▸ Work required
Write out the whole listing again, exactly.

----

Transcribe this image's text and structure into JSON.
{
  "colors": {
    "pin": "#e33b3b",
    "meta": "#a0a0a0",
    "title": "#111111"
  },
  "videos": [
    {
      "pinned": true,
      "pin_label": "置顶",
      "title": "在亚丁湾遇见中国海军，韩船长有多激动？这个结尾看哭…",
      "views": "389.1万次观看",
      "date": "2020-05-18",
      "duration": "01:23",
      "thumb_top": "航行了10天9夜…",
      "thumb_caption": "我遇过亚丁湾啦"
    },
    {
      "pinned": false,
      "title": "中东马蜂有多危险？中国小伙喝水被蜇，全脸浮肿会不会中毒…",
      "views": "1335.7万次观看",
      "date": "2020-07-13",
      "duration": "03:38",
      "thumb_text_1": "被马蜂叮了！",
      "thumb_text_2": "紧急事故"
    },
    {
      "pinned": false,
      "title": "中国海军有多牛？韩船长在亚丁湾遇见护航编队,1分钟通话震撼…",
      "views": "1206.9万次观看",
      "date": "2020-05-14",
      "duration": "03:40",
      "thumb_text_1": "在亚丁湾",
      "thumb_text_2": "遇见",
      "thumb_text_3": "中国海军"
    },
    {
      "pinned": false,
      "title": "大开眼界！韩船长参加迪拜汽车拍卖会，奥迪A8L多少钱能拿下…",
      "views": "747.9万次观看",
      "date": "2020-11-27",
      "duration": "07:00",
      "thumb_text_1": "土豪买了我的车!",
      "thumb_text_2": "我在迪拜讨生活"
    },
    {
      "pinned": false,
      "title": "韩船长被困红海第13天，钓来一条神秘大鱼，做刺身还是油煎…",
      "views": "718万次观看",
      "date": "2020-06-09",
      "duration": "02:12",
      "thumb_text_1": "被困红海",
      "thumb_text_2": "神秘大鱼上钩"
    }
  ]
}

----

▸ Result of this exercise
Transcribe this image's text and structure into JSON.
{
  "colors": {
    "pin": "#e33b3b",
    "meta": "#a0a0a0",
    "title": "#111111"
  },
  "videos": [
    {
      "pinned": true,
      "pin_label": "置顶",
      "title": "在亚丁湾遇见中国海军，韩船长有多激动？这个结尾看哭…",
      "views": "389.1万次观看",
      "date": "2020-05-18",
      "duration": "01:23",
      "thumb_top": "航行了10天9夜…",
      "thumb_caption": "我遇过亚丁湾啦"
    },
    {
      "pinned": false,
      "title": "中东马蜂有多危险？中国小伙喝水被蜇，全脸浮肿会不会中毒…",
      "views": "1335.7万次观看",
      "date": "2020-07-13",
      "duration": "03:38",
      "thumb_text_1": "被马蜂叮了！",
      "thumb_text_2": "紧急事故"
    },
    {
      "pinned": false,
      "title": "中国海军有多牛？韩船长在亚丁湾遇见护航编队,1分钟通话震撼…",
      "views": "1206.9万次观看",
      "date": "2020-05-14",
      "duration": "03:40",
      "thumb_text_1": "在亚丁湾",
      "thumb_text_2": "遇见",
      "thumb_text_3": "中国海军"
    },
    {
      "pinned": false,
      "title": "大开眼界！韩船长参加迪拜汽车拍卖会，奥迪A8L多少钱能拿下…",
      "views": "747.9万次观看",
      "date": "2020-11-27",
      "duration": "07:00",
      "thumb_text_1": "土豪买了我的车!",
      "thumb_text_2": "我在迪拜讨生活"
    },
    {
      "pinned": false,
      "title": "韩船长被困红海第13天，钓来一条神秘大鱼，做刺身还是油煎…",
      "views": "718万次观看",
      "date": "2020-06-09",
      "duration": "02:12",
      "thumb_text_1": "被困红海",
      "thumb_text_2": "神秘大鱼上钩"
    }
  ]
}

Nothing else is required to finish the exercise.